### What you have to do
Find and copy lines holding "iqbal".

# # # #

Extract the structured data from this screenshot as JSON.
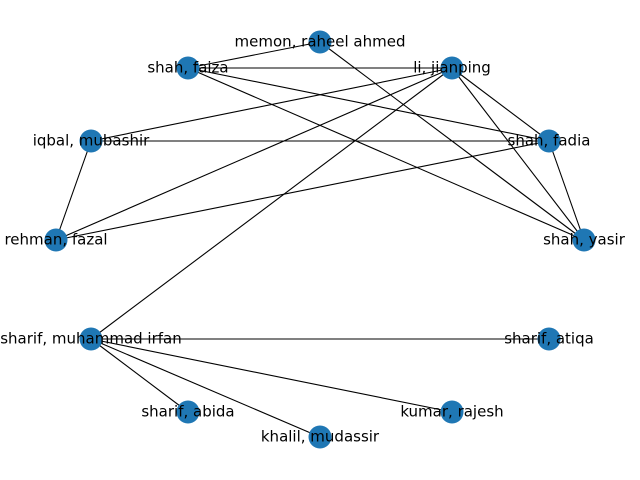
{
  "graph": {
    "node_color": "#1f77b4",
    "edge_color": "#000000",
    "nodes": [
      {
        "id": "memon",
        "label": "memon, raheel ahmed"
      },
      {
        "id": "li",
        "label": "li, jianping"
      },
      {
        "id": "shahfaiza",
        "label": "shah, faiza"
      },
      {
        "id": "iqbal",
        "label": "iqbal, mubashir"
      },
      {
        "id": "shahfadia",
        "label": "shah, fadia"
      },
      {
        "id": "rehman",
        "label": "rehman, fazal"
      },
      {
        "id": "shahyasir",
        "label": "shah, yasir"
      },
      {
        "id": "sharifirfan",
        "label": "sharif, muhammad irfan"
      },
      {
        "id": "sharifatiqa",
        "label": "sharif, atiqa"
      },
      {
        "id": "sharifabida",
        "label": "sharif, abida"
      },
      {
        "id": "kumar",
        "label": "kumar, rajesh"
      },
      {
        "id": "khalil",
        "label": "khalil, mudassir"
      }
    ],
    "edges": [
      [
        "memon",
        "shahfaiza"
      ],
      [
        "memon",
        "shahyasir"
      ],
      [
        "shahfaiza",
        "li"
      ],
      [
        "shahfaiza",
        "shahfadia"
      ],
      [
        "shahfaiza",
        "shahyasir"
      ],
      [
        "li",
        "iqbal"
      ],
      [
        "li",
        "rehman"
      ],
      [
        "li",
        "sharifirfan"
      ],
      [
        "li",
        "shahfadia"
      ],
      [
        "li",
        "shahyasir"
      ],
      [
        "iqbal",
        "shahfadia"
      ],
      [
        "iqbal",
        "rehman"
      ],
      [
        "rehman",
        "shahfadia"
      ],
      [
        "shahfadia",
        "shahyasir"
      ],
      [
        "sharifirfan",
        "sharifatiqa"
      ],
      [
        "sharifirfan",
        "sharifabida"
      ],
      [
        "sharifirfan",
        "kumar"
      ],
      [
        "sharifirfan",
        "khalil"
      ]
    ]
  }
}
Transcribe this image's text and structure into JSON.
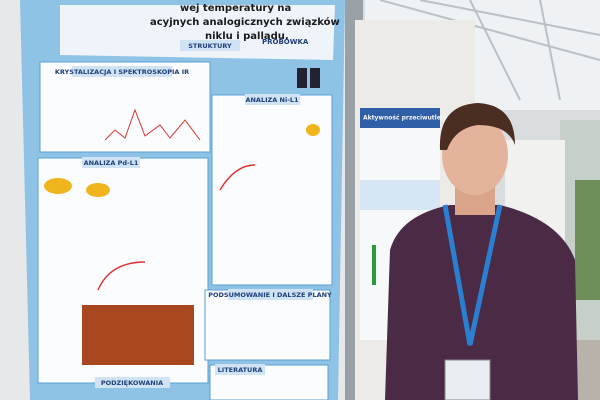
{
  "poster": {
    "title_lines": [
      "wej temperatury na",
      "acyjnych analogicznych związków",
      "niklu i palladu."
    ],
    "logo": "PROBÓWKA",
    "sections": [
      "STRUKTURY",
      "KRYSTALIZACJA I SPEKTROSKOPIA IR",
      "ANALIZA Ni-L1",
      "ANALIZA Pd-L1",
      "PODSUMOWANIE I DALSZE PLANY",
      "LITERATURA",
      "PODZIĘKOWANIA"
    ]
  },
  "second_poster": {
    "title": "Aktywność przeciwutleniająca"
  }
}
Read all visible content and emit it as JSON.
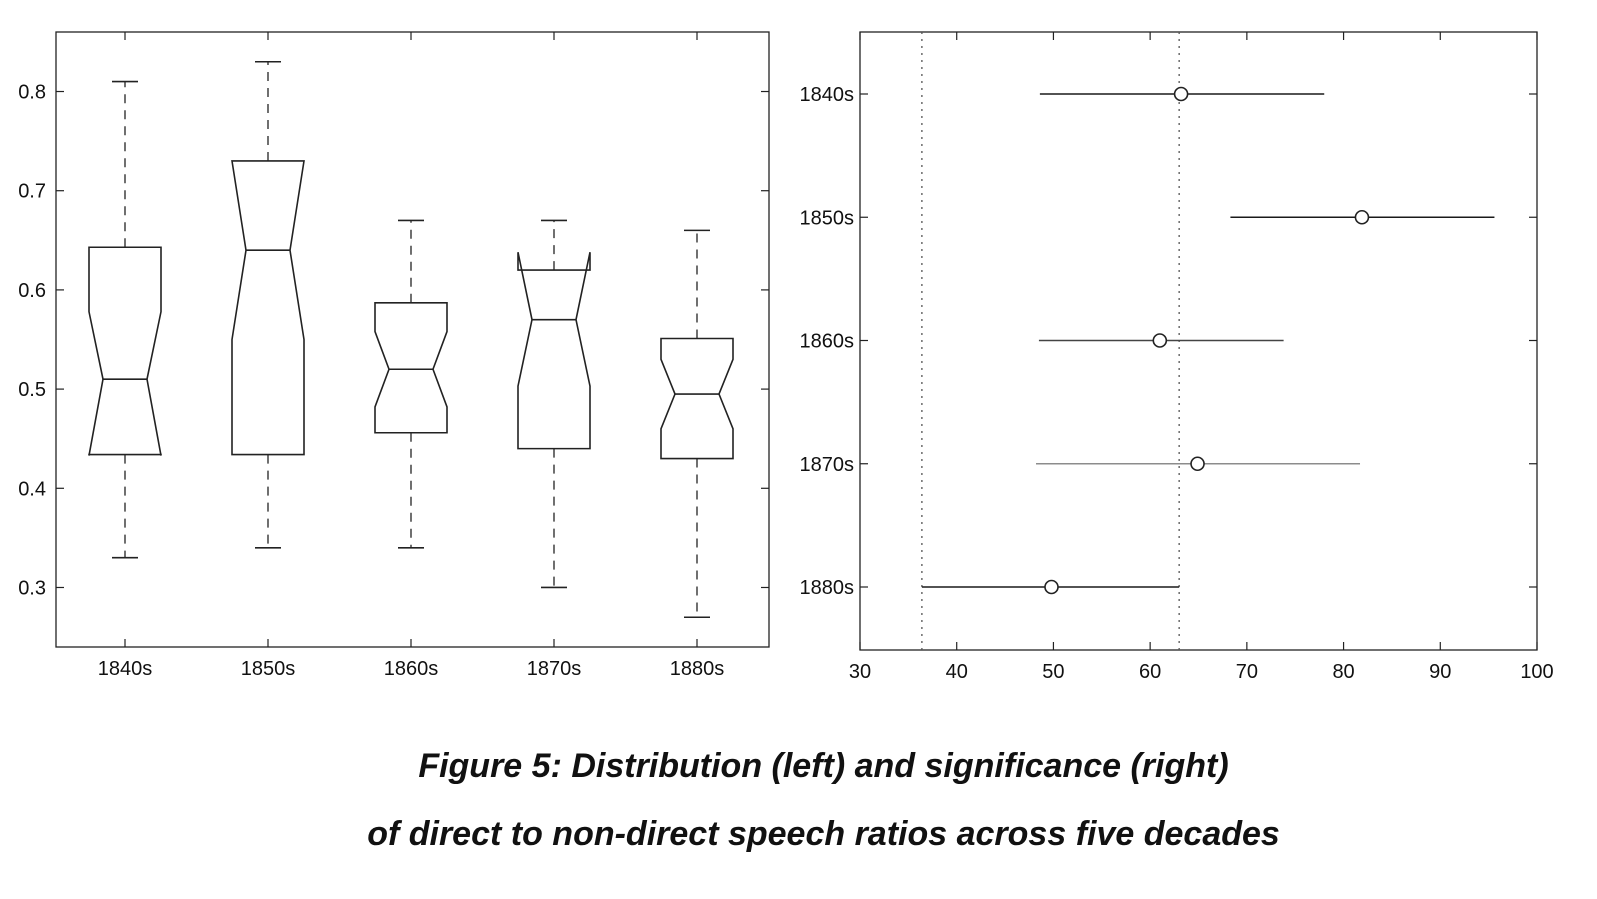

# # # #

### Written solution
        "id": "iqbal",
        "label": "iqbal, mubashir"
        "iqbal"
        "iqbal",
        "iqbal",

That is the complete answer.